Gather, from the listing beneath this task, every line holding the string "surname".

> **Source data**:
++++++++++

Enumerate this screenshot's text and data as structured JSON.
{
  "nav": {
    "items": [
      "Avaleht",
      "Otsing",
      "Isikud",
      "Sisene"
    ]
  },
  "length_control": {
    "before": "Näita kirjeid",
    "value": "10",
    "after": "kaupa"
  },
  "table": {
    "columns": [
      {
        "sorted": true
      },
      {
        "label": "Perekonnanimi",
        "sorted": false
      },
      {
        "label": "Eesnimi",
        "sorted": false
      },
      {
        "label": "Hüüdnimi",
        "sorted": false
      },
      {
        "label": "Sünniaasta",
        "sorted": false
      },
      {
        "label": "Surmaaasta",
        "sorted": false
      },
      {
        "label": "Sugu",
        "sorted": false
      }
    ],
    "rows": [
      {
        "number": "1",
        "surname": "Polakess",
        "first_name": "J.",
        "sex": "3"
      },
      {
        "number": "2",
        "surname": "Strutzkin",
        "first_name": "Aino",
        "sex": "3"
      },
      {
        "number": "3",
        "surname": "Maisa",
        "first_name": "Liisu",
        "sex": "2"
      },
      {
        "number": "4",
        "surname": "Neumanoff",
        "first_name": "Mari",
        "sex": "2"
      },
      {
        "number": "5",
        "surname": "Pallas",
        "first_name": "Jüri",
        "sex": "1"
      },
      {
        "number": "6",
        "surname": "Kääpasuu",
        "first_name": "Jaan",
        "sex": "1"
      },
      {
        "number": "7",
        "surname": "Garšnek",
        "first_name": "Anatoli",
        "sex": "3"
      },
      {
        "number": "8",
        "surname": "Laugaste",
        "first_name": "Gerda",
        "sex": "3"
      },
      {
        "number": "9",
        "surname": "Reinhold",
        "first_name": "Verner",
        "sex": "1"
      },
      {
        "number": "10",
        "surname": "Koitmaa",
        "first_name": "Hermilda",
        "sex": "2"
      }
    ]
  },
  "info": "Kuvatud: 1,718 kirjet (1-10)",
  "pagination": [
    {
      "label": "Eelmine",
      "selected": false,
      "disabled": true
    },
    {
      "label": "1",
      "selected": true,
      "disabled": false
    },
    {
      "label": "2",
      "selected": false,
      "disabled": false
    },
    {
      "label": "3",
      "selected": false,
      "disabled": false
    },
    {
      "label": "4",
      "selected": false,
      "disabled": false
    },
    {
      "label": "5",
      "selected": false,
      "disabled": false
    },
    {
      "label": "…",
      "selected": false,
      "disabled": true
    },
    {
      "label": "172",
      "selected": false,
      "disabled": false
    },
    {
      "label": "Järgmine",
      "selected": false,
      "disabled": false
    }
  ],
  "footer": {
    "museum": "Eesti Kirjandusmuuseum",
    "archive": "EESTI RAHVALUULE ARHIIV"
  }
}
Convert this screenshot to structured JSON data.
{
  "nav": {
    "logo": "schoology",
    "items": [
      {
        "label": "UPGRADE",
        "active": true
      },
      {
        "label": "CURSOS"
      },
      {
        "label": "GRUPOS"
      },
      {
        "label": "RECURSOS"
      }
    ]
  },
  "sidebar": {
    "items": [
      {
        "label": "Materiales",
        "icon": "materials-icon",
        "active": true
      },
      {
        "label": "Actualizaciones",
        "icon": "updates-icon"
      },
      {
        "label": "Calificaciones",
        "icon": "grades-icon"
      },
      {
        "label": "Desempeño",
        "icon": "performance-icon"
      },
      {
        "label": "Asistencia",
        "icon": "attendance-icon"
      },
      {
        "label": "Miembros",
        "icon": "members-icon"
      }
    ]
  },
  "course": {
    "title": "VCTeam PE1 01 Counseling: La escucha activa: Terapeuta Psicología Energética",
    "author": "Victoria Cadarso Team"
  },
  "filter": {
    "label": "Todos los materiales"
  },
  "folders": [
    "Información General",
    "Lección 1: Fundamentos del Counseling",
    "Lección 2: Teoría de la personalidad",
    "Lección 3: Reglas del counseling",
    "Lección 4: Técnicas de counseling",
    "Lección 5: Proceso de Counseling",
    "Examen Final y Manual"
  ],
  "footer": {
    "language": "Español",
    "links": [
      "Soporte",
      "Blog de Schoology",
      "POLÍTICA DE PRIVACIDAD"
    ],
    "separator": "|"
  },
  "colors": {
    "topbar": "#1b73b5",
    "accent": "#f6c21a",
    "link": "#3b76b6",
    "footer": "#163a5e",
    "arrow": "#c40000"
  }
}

++++++++++

> **Task result**:
        "surname": "Polakess",
        "surname": "Strutzkin",
        "surname": "Maisa",
        "surname": "Neumanoff",
        "surname": "Pallas",
        "surname": "Kääpasuu",
        "surname": "Garšnek",
        "surname": "Laugaste",
        "surname": "Reinhold",
        "surname": "Koitmaa",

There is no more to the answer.